begin

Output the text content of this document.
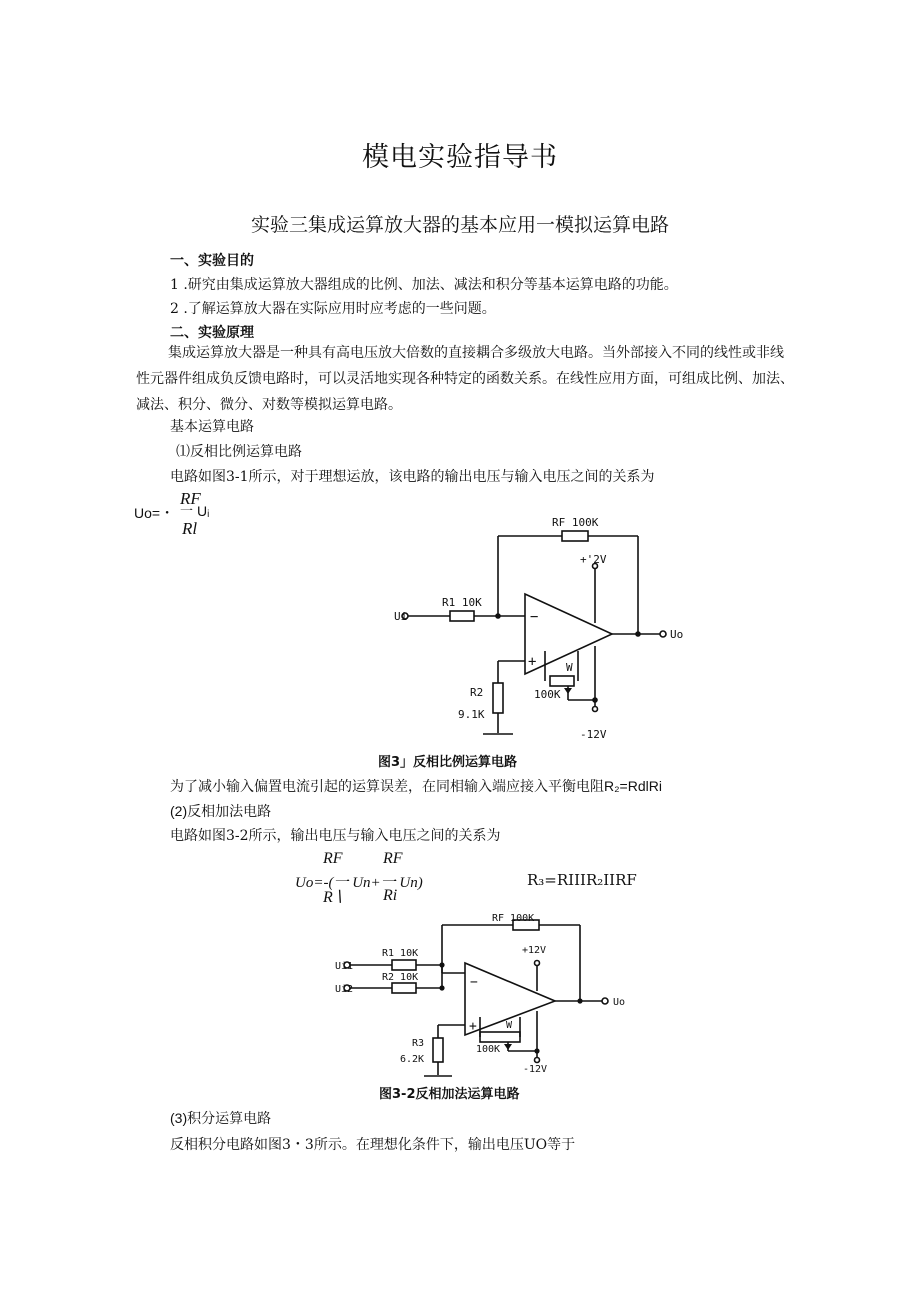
模电实验指导书
实验三集成运算放大器的基本应用一模拟运算电路
一、实验目的
1 .研究由集成运算放大器组成的比例、加法、减法和积分等基本运算电路的功能。
2 .了解运算放大器在实际应用时应考虑的一些问题。
二、实验原理
集成运算放大器是一种具有高电压放大倍数的直接耦合多级放大电路。当外部接入不同的线性或非线性元器件组成负反馈电路时，可以灵活地实现各种特定的函数关系。在线性应用方面，可组成比例、加法、减法、积分、微分、对数等模拟运算电路。
基本运算电路
⑴反相比例运算电路
电路如图3-1所示，对于理想运放，该电路的输出电压与输入电压之间的关系为
RF
Uo=・ 一 Uᵢ
Rl	RF 100K
+'2V
R1 10K
Ui
Uo
−
+	W
100K
R2
9.1K
-12V
图3」反相比例运算电路
为了减小输入偏置电流引起的运算误差，在同相输入端应接入平衡电阻R₂=RdlRi
(2)反相加法电路
电路如图3-2所示，输出电压与输入电压之间的关系为
RF	RF
Uo=-(一 Un+一 Un)
R∖	Ri
R₃=RIIIR₂IIRF
RF 100K
+12V
R1 10K
R2 10K
Ui1
Ui2
Uo
−
+	W
100K
R3
6.2K
-12V
图3-2反相加法运算电路
(3)积分运算电路
反相积分电路如图3・3所示。在理想化条件下，输出电压UO等于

end

Written instruction: Repeat each entry precisely as it appears. Leave the pictures out.

Task output:
Output the text content of this document.
模电实验指导书
实验三集成运算放大器的基本应用一模拟运算电路
一、实验目的
1 .研究由集成运算放大器组成的比例、加法、减法和积分等基本运算电路的功能。
2 .了解运算放大器在实际应用时应考虑的一些问题。
二、实验原理
集成运算放大器是一种具有高电压放大倍数的直接耦合多级放大电路。当外部接入不同的线性或非线性元器件组成负反馈电路时，可以灵活地实现各种特定的函数关系。在线性应用方面，可组成比例、加法、减法、积分、微分、对数等模拟运算电路。
基本运算电路
⑴反相比例运算电路
电路如图3-1所示，对于理想运放，该电路的输出电压与输入电压之间的关系为
RF
Uo=・ 一 Uᵢ
Rl	RF 100K
+'2V
R1 10K
Ui
Uo
−
+	W
100K
R2
9.1K
-12V
图3」反相比例运算电路
为了减小输入偏置电流引起的运算误差，在同相输入端应接入平衡电阻R₂=RdlRi
(2)反相加法电路
电路如图3-2所示，输出电压与输入电压之间的关系为
RF	RF
Uo=-(一 Un+一 Un)
R∖	Ri
R₃=RIIIR₂IIRF
RF 100K
+12V
R1 10K
R2 10K
Ui1
Ui2
Uo
−
+	W
100K
R3
6.2K
-12V
图3-2反相加法运算电路
(3)积分运算电路
反相积分电路如图3・3所示。在理想化条件下，输出电压UO等于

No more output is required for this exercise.